§ **Material to process**:
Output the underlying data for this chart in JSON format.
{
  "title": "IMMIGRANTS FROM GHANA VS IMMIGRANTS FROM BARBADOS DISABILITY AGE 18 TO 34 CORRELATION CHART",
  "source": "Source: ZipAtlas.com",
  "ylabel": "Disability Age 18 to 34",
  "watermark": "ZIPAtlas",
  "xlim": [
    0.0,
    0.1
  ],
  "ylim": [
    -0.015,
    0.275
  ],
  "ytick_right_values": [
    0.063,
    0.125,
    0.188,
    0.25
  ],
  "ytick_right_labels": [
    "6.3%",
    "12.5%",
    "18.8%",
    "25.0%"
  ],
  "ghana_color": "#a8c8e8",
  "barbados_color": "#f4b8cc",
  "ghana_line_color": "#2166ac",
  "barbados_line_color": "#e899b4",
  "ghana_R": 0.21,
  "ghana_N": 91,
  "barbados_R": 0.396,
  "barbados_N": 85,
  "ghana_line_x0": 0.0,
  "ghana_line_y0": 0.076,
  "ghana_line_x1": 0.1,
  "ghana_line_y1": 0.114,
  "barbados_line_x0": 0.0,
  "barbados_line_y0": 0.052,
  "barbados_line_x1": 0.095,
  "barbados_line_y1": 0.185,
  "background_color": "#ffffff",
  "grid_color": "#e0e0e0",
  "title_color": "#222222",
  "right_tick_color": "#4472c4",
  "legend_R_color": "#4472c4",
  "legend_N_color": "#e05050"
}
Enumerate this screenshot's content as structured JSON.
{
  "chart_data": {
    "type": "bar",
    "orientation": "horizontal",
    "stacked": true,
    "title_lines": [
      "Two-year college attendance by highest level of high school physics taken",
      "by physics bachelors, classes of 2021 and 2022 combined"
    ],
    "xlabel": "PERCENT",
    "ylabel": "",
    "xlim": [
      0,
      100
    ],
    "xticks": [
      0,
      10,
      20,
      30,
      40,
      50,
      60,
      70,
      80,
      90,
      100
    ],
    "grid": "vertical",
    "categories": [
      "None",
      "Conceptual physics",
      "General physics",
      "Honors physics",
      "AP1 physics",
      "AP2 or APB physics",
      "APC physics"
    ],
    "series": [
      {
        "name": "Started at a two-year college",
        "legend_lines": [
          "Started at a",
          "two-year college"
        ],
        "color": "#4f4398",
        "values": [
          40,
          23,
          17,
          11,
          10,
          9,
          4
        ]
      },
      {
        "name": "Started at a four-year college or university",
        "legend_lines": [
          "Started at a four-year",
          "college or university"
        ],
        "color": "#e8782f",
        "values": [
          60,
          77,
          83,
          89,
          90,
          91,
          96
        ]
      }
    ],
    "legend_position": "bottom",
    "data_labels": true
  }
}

§ **Short exercise**:
Every entry should be printed again exactly as written.

§ **Full answer**:
Output the underlying data for this chart in JSON format.
{
  "title": "IMMIGRANTS FROM GHANA VS IMMIGRANTS FROM BARBADOS DISABILITY AGE 18 TO 34 CORRELATION CHART",
  "source": "Source: ZipAtlas.com",
  "ylabel": "Disability Age 18 to 34",
  "watermark": "ZIPAtlas",
  "xlim": [
    0.0,
    0.1
  ],
  "ylim": [
    -0.015,
    0.275
  ],
  "ytick_right_values": [
    0.063,
    0.125,
    0.188,
    0.25
  ],
  "ytick_right_labels": [
    "6.3%",
    "12.5%",
    "18.8%",
    "25.0%"
  ],
  "ghana_color": "#a8c8e8",
  "barbados_color": "#f4b8cc",
  "ghana_line_color": "#2166ac",
  "barbados_line_color": "#e899b4",
  "ghana_R": 0.21,
  "ghana_N": 91,
  "barbados_R": 0.396,
  "barbados_N": 85,
  "ghana_line_x0": 0.0,
  "ghana_line_y0": 0.076,
  "ghana_line_x1": 0.1,
  "ghana_line_y1": 0.114,
  "barbados_line_x0": 0.0,
  "barbados_line_y0": 0.052,
  "barbados_line_x1": 0.095,
  "barbados_line_y1": 0.185,
  "background_color": "#ffffff",
  "grid_color": "#e0e0e0",
  "title_color": "#222222",
  "right_tick_color": "#4472c4",
  "legend_R_color": "#4472c4",
  "legend_N_color": "#e05050"
}
Enumerate this screenshot's content as structured JSON.
{
  "chart_data": {
    "type": "bar",
    "orientation": "horizontal",
    "stacked": true,
    "title_lines": [
      "Two-year college attendance by highest level of high school physics taken",
      "by physics bachelors, classes of 2021 and 2022 combined"
    ],
    "xlabel": "PERCENT",
    "ylabel": "",
    "xlim": [
      0,
      100
    ],
    "xticks": [
      0,
      10,
      20,
      30,
      40,
      50,
      60,
      70,
      80,
      90,
      100
    ],
    "grid": "vertical",
    "categories": [
      "None",
      "Conceptual physics",
      "General physics",
      "Honors physics",
      "AP1 physics",
      "AP2 or APB physics",
      "APC physics"
    ],
    "series": [
      {
        "name": "Started at a two-year college",
        "legend_lines": [
          "Started at a",
          "two-year college"
        ],
        "color": "#4f4398",
        "values": [
          40,
          23,
          17,
          11,
          10,
          9,
          4
        ]
      },
      {
        "name": "Started at a four-year college or university",
        "legend_lines": [
          "Started at a four-year",
          "college or university"
        ],
        "color": "#e8782f",
        "values": [
          60,
          77,
          83,
          89,
          90,
          91,
          96
        ]
      }
    ],
    "legend_position": "bottom",
    "data_labels": true
  }
}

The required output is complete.